### Trecho
+++

Entre o labor acadêmico e a candura do engajamento: o higienismo por Boarini1 1 Apoio e financiamento: Conselho Nacional de Desenvolvimento Científico e Tecnológico (CNPq).

Marcos Alexandre Gomes Nalli

Doutor em Filosofia pela UNICAMP, pós-doutor pela EHESS (Paris), professor do Departamento e do Mestrado em Filosofia da Universidade Estadual de Londrina

Endereço para correspondência Endereço para correspondência: Marcos Alexandre Gomes Nalli Rua Alexander Graham Bell, 433 - casa 36, Jd. Jamaica CEP 86.063-250, Londrina-PR, Brasil E-mail: marcosnalli@yahoo.com

Os livros são objetos estranhos: multifacetados, de um ou vários autores, comportam todos e quaisquer assuntos. Podem se destinar a todo um público ávido - seja lá pelo motivo que for - do conhecimento ou das frivolidades, assim como pode ficar relegado às prateleiras empoeiradas da indiferença e do esquecimento. De qualquer maneira, ao menos aqueles que se fazem imprescindíveis, nunca são fruto da frivolidade de seu(s) autor(es), e sim, sinais inequívocos e indeléveis de sua vida e de sua coerência. Os livros, neste sentido, são como que sinais do engajamento de quem os escreve, como bem afirma Sartre num fragmento de "O que é literatura".

+++

### Enunciado
Repita o trecho de "Entre o labor" até "e Tecnológico (CNPq).", inclusive, sem mudar nada.

(Dados de limites de regiões)

+++

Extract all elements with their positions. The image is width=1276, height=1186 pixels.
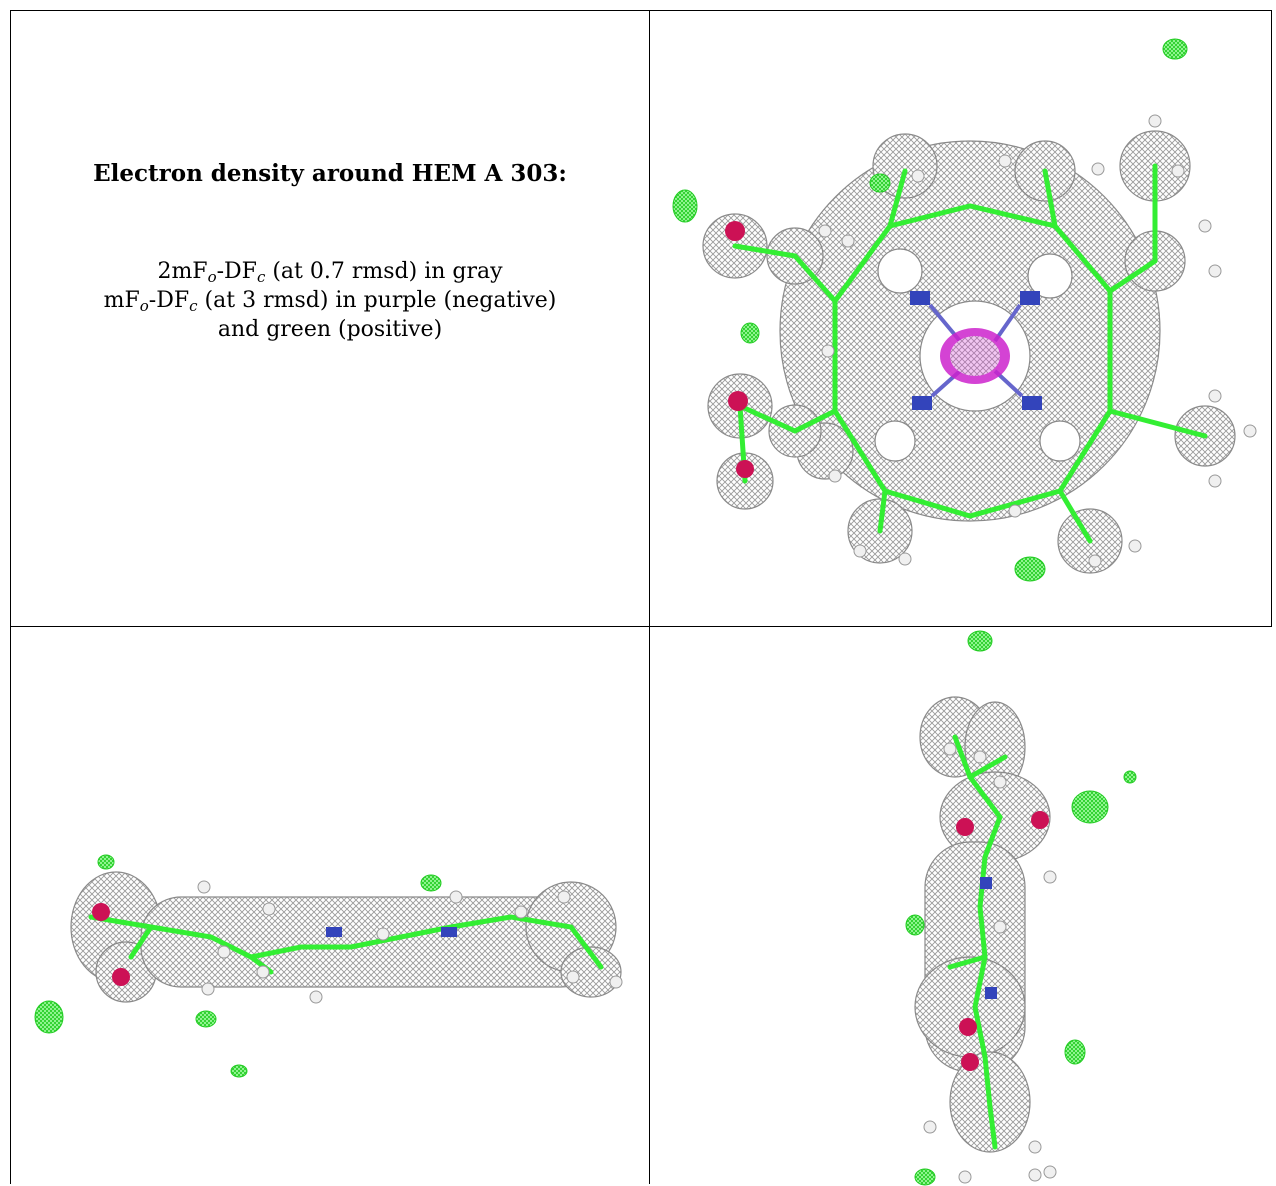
heme-face-on-image bbox=[672, 38, 1257, 582]
heme-edge-horizontal-image bbox=[34, 854, 623, 1078]
caption-line-1: 2mFo-DFc (at 0.7 rmsd) in gray bbox=[157, 259, 503, 286]
divider-vertical bbox=[649, 10, 650, 1184]
heme-edge-vertical-image bbox=[905, 630, 1137, 1186]
caption-body: 2mFo-DFc (at 0.7 rmsd) in gray mFo-DFc (… bbox=[40, 257, 620, 344]
border-left bbox=[10, 10, 11, 1184]
caption-line-2: mFo-DFc (at 3 rmsd) in purple (negative) bbox=[103, 288, 557, 315]
border-top bbox=[10, 10, 1272, 11]
panel-edge-on-horizontal-view bbox=[11, 627, 649, 1186]
panel-edge-on-vertical-view bbox=[650, 627, 1272, 1186]
caption-title: Electron density around HEM A 303: bbox=[93, 160, 567, 187]
border-right bbox=[1271, 10, 1272, 626]
caption: Electron density around HEM A 303: 2mFo-… bbox=[40, 160, 620, 344]
panel-face-on-view bbox=[650, 11, 1271, 626]
caption-line-3: and green (positive) bbox=[217, 317, 443, 342]
divider-horizontal bbox=[10, 626, 1272, 627]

+++

### Resultado da tarefa
Entre o labor acadêmico e a candura do engajamento: o higienismo por Boarini1 1 Apoio e financiamento: Conselho Nacional de Desenvolvimento Científico e Tecnológico (CNPq).